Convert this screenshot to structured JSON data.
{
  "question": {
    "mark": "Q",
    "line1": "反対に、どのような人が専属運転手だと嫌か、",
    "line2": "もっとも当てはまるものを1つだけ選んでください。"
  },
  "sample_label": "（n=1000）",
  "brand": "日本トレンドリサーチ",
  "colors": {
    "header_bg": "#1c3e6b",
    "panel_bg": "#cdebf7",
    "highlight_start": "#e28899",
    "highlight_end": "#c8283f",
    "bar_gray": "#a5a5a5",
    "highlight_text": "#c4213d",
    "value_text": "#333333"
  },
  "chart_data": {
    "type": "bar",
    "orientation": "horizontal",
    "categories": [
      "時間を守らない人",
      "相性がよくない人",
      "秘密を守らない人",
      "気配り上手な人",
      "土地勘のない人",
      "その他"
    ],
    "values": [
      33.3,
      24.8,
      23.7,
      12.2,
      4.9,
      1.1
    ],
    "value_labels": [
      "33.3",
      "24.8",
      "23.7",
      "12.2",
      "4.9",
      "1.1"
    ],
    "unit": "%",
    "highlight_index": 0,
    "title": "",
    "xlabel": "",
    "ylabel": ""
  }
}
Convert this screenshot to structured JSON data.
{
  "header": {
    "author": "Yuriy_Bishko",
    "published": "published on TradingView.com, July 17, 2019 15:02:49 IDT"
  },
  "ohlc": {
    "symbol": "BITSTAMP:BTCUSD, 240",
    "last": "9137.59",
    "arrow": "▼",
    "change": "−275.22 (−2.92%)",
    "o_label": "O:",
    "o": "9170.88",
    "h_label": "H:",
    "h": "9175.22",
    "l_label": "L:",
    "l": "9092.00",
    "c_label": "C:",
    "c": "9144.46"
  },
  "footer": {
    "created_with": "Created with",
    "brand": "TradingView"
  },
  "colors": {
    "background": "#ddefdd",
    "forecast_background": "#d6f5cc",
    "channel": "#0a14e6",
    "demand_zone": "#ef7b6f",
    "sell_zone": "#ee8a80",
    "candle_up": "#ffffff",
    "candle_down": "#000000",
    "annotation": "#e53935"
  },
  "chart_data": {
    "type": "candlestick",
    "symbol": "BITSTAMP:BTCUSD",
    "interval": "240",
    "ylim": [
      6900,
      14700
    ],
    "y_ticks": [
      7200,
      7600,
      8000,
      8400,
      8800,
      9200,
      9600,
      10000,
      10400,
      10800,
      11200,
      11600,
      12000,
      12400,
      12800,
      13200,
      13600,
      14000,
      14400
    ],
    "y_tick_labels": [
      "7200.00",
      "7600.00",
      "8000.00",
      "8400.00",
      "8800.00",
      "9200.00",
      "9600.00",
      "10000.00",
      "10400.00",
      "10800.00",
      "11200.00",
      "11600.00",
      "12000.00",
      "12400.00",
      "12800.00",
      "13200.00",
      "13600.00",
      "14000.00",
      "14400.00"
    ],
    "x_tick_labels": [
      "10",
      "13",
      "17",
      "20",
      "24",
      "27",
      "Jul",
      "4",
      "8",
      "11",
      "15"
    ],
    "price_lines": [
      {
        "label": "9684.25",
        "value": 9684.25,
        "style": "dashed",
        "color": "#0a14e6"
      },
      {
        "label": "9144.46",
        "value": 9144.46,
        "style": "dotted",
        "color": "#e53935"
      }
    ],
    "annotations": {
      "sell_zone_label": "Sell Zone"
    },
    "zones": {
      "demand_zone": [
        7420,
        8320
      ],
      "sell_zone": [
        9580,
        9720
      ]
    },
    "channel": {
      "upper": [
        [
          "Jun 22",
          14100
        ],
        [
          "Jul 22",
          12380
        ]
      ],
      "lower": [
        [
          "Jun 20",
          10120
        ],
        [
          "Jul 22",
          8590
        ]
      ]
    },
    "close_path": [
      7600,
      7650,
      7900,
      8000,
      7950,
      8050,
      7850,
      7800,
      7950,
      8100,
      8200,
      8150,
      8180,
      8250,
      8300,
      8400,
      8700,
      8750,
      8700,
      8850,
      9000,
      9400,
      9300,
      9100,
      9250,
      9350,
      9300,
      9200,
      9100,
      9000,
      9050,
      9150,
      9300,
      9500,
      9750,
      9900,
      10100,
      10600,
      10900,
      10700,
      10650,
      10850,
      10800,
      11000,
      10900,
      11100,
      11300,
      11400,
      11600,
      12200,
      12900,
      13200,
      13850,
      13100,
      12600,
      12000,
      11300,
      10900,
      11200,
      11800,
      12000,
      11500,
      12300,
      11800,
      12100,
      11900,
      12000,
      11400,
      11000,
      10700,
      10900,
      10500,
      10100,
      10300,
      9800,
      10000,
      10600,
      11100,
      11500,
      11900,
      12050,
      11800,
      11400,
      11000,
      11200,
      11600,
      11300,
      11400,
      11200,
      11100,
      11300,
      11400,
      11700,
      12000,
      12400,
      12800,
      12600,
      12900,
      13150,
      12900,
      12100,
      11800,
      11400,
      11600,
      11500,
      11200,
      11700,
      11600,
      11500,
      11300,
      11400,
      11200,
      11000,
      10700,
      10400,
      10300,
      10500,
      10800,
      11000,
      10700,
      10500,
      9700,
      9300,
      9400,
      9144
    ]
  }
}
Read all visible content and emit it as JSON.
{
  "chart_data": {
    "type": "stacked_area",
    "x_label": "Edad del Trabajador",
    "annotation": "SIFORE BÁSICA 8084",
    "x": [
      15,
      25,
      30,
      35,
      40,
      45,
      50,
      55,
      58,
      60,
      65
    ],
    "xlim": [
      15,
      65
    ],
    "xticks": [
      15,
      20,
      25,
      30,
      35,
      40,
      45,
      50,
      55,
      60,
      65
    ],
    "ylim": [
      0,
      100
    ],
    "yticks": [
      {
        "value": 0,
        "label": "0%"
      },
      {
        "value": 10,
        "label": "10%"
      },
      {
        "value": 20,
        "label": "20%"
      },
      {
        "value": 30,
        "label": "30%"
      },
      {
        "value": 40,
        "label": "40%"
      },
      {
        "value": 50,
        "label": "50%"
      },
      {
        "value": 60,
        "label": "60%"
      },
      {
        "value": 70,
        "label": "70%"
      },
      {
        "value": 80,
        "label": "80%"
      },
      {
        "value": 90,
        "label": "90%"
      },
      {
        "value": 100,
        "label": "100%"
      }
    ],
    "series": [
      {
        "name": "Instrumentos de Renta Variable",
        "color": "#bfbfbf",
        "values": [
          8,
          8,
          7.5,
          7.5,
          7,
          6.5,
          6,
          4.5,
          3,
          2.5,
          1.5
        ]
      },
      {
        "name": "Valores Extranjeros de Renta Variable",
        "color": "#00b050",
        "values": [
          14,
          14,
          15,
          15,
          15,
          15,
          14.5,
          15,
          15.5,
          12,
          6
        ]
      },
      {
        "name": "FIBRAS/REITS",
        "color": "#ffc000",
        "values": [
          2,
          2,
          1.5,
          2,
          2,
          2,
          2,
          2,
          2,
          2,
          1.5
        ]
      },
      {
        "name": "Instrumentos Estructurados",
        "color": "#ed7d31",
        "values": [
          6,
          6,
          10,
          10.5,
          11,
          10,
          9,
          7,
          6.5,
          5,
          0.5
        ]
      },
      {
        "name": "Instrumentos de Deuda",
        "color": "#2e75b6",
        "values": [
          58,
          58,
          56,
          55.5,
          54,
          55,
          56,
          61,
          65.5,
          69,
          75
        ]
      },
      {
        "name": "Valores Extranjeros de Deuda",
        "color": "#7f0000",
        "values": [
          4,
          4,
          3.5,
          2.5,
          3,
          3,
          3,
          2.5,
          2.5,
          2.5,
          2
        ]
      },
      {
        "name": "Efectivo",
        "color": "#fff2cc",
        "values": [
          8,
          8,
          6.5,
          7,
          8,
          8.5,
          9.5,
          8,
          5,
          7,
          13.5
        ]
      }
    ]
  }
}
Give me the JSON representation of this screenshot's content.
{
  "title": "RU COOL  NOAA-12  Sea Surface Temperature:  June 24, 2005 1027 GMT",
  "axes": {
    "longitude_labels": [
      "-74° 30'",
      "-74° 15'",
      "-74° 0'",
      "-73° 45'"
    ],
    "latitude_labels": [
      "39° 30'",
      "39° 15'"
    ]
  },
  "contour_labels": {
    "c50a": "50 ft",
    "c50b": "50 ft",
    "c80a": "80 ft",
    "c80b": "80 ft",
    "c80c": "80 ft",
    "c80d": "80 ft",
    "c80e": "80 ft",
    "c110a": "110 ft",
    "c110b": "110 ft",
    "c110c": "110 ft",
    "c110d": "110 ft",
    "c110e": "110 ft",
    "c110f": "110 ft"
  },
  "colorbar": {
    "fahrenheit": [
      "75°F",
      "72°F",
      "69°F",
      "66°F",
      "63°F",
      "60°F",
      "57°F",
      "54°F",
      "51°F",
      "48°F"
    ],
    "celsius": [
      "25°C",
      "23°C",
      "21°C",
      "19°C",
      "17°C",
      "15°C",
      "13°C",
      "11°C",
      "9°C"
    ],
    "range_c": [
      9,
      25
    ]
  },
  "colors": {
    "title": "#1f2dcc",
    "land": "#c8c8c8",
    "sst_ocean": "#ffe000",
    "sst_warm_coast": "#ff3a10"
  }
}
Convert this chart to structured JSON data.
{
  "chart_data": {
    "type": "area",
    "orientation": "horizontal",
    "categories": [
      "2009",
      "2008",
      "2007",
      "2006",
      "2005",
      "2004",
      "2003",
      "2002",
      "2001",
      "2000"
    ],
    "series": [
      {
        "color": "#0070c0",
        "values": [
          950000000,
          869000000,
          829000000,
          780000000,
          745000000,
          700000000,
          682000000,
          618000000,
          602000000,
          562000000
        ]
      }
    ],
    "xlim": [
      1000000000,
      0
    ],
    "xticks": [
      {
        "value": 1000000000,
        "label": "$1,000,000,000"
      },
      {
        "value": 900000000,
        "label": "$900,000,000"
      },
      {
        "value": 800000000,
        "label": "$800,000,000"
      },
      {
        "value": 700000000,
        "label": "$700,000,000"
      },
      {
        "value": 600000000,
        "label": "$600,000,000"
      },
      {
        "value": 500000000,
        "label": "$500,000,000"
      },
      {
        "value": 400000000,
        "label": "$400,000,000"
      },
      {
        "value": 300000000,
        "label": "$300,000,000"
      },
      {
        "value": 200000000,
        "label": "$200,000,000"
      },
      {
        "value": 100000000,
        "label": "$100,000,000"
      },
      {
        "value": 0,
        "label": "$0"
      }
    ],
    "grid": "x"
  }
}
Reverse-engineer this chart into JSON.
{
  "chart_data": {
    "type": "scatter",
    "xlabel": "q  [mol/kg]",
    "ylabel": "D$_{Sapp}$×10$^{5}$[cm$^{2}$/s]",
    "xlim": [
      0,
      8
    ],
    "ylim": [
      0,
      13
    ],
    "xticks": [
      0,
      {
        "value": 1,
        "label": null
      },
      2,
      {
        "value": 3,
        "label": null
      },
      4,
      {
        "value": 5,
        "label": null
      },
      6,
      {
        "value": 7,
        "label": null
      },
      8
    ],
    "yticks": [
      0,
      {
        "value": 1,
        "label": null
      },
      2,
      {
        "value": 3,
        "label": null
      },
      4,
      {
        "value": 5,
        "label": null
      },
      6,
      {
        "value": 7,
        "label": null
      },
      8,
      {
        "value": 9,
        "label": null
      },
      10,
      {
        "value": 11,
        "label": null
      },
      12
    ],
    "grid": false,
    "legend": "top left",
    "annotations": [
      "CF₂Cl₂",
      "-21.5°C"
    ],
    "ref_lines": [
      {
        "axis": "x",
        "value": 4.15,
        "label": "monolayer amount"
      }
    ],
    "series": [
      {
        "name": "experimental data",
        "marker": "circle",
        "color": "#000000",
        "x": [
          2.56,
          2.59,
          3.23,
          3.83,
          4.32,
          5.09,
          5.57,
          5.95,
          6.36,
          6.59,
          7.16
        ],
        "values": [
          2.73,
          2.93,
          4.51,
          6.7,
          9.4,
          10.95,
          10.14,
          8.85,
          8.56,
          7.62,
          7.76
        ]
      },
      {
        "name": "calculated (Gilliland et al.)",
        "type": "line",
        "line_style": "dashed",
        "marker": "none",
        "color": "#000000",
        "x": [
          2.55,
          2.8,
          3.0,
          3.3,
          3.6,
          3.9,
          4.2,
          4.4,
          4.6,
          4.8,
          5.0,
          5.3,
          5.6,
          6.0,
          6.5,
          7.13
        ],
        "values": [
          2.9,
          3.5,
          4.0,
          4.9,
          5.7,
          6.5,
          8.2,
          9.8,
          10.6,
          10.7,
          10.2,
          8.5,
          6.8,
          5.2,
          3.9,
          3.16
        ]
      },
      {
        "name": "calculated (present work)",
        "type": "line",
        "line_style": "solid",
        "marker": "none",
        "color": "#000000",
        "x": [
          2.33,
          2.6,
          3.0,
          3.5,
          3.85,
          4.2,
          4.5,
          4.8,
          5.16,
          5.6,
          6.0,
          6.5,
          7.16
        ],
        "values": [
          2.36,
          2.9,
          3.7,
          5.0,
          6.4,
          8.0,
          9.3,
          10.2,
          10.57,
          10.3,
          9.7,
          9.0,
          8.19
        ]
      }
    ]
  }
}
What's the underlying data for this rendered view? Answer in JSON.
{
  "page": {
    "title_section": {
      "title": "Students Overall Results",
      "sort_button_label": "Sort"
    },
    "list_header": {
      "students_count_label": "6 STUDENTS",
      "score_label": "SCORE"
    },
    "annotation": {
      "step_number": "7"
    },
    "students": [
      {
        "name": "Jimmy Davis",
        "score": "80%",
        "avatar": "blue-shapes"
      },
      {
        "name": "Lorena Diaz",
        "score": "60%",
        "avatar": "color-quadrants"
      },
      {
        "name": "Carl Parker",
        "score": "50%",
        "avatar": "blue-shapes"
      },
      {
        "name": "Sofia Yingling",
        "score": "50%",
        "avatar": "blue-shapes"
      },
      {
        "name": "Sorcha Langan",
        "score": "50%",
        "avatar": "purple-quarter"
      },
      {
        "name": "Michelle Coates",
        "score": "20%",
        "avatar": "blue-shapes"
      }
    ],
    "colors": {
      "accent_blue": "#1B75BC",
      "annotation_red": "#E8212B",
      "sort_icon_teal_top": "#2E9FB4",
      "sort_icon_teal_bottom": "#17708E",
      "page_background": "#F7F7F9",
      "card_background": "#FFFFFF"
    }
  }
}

__WHAT THE TASK REQUIRES__.
Search the lines above for the string "type" and copy each line that has it.

__FINAL ANSWER__.
    "type": "bar",
    "type": "candlestick",
    "type": "stacked_area",
    "type": "area",
    "type": "scatter",
        "type": "line",
        "type": "line",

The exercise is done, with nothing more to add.